Requirement: Print the data exactly, leaving nothing out.

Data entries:
:::
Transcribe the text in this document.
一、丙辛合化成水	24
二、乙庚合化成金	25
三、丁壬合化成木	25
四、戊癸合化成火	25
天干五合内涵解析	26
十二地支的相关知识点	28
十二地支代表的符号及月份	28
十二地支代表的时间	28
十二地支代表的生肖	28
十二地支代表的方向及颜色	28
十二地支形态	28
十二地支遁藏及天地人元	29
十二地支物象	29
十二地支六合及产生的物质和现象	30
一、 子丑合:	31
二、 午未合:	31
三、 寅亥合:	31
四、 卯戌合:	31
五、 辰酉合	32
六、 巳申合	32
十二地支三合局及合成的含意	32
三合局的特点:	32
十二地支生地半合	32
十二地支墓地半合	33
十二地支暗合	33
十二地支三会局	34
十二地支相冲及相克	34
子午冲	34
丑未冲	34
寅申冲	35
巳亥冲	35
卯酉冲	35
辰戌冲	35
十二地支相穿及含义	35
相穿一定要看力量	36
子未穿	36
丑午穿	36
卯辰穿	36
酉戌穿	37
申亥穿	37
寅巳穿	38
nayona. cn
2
:::
Solution below:
Transcribe the text in this document.
一、丙辛合化成水	24
二、乙庚合化成金	25
三、丁壬合化成木	25
四、戊癸合化成火	25
天干五合内涵解析	26
十二地支的相关知识点	28
十二地支代表的符号及月份	28
十二地支代表的时间	28
十二地支代表的生肖	28
十二地支代表的方向及颜色	28
十二地支形态	28
十二地支遁藏及天地人元	29
十二地支物象	29
十二地支六合及产生的物质和现象	30
一、 子丑合:	31
二、 午未合:	31
三、 寅亥合:	31
四、 卯戌合:	31
五、 辰酉合	32
六、 巳申合	32
十二地支三合局及合成的含意	32
三合局的特点:	32
十二地支生地半合	32
十二地支墓地半合	33
十二地支暗合	33
十二地支三会局	34
十二地支相冲及相克	34
子午冲	34
丑未冲	34
寅申冲	35
巳亥冲	35
卯酉冲	35
辰戌冲	35
十二地支相穿及含义	35
相穿一定要看力量	36
子未穿	36
丑午穿	36
卯辰穿	36
酉戌穿	37
申亥穿	37
寅巳穿	38
nayona. cn
2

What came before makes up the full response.